(Collected data)
++++

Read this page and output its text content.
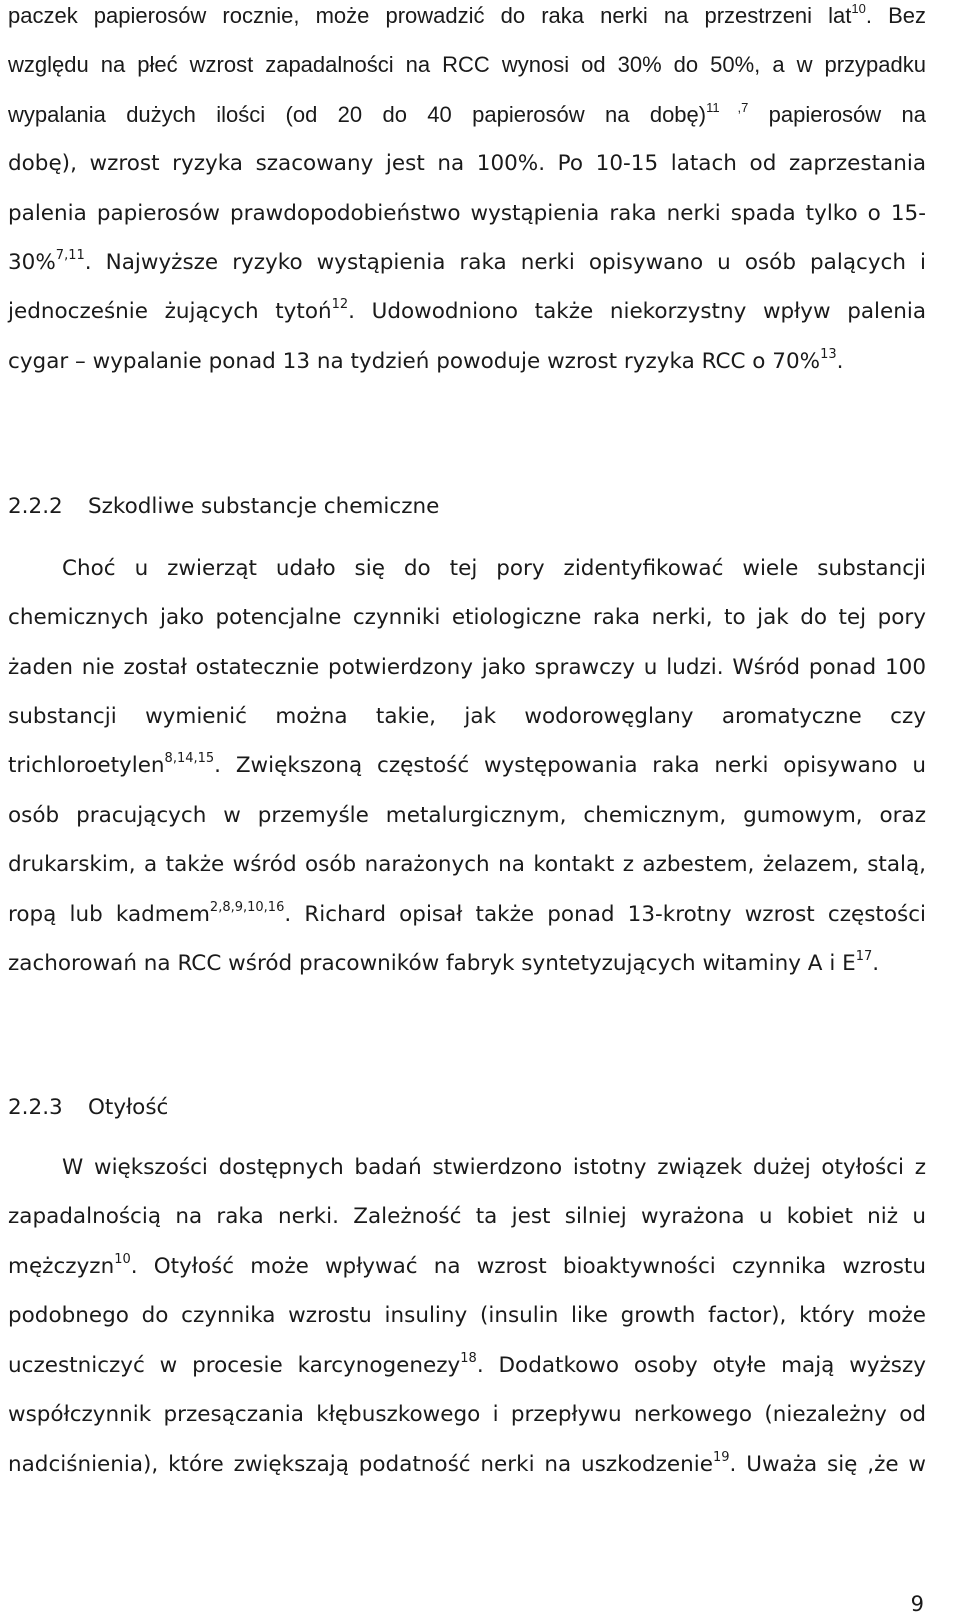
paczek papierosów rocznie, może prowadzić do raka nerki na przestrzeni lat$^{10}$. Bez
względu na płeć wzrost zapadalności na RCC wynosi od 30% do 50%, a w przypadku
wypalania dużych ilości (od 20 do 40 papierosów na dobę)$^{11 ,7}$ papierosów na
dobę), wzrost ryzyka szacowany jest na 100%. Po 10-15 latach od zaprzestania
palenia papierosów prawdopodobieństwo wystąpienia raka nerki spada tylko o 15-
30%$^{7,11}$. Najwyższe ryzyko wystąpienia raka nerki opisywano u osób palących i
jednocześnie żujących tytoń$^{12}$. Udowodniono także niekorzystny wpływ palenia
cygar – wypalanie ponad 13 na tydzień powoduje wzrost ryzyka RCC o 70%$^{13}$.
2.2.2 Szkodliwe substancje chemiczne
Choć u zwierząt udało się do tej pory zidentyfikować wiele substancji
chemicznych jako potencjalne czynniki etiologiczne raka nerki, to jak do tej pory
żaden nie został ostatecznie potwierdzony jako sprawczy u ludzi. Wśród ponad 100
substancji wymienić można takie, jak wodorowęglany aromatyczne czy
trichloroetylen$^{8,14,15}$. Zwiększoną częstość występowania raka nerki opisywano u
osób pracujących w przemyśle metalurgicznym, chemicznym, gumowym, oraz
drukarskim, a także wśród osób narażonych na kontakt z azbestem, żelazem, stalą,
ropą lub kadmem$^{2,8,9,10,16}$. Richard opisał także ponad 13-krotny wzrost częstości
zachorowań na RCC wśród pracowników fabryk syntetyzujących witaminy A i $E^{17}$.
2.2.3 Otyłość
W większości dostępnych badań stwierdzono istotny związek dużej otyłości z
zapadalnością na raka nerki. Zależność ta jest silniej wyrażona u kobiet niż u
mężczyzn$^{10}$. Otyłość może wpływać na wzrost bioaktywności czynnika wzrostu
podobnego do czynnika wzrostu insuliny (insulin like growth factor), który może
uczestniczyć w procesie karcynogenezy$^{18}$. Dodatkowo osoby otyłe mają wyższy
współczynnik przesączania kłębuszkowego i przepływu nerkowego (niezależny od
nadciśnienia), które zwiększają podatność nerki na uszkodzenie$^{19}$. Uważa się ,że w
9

++++

### Stated goal
Write the listing out a second time exactly, dropping all images.

### Full output
Read this page and output its text content.
paczek papierosów rocznie, może prowadzić do raka nerki na przestrzeni lat$^{10}$. Bez
względu na płeć wzrost zapadalności na RCC wynosi od 30% do 50%, a w przypadku
wypalania dużych ilości (od 20 do 40 papierosów na dobę)$^{11 ,7}$ papierosów na
dobę), wzrost ryzyka szacowany jest na 100%. Po 10-15 latach od zaprzestania
palenia papierosów prawdopodobieństwo wystąpienia raka nerki spada tylko o 15-
30%$^{7,11}$. Najwyższe ryzyko wystąpienia raka nerki opisywano u osób palących i
jednocześnie żujących tytoń$^{12}$. Udowodniono także niekorzystny wpływ palenia
cygar – wypalanie ponad 13 na tydzień powoduje wzrost ryzyka RCC o 70%$^{13}$.
2.2.2 Szkodliwe substancje chemiczne
Choć u zwierząt udało się do tej pory zidentyfikować wiele substancji
chemicznych jako potencjalne czynniki etiologiczne raka nerki, to jak do tej pory
żaden nie został ostatecznie potwierdzony jako sprawczy u ludzi. Wśród ponad 100
substancji wymienić można takie, jak wodorowęglany aromatyczne czy
trichloroetylen$^{8,14,15}$. Zwiększoną częstość występowania raka nerki opisywano u
osób pracujących w przemyśle metalurgicznym, chemicznym, gumowym, oraz
drukarskim, a także wśród osób narażonych na kontakt z azbestem, żelazem, stalą,
ropą lub kadmem$^{2,8,9,10,16}$. Richard opisał także ponad 13-krotny wzrost częstości
zachorowań na RCC wśród pracowników fabryk syntetyzujących witaminy A i $E^{17}$.
2.2.3 Otyłość
W większości dostępnych badań stwierdzono istotny związek dużej otyłości z
zapadalnością na raka nerki. Zależność ta jest silniej wyrażona u kobiet niż u
mężczyzn$^{10}$. Otyłość może wpływać na wzrost bioaktywności czynnika wzrostu
podobnego do czynnika wzrostu insuliny (insulin like growth factor), który może
uczestniczyć w procesie karcynogenezy$^{18}$. Dodatkowo osoby otyłe mają wyższy
współczynnik przesączania kłębuszkowego i przepływu nerkowego (niezależny od
nadciśnienia), które zwiększają podatność nerki na uszkodzenie$^{19}$. Uważa się ,że w
9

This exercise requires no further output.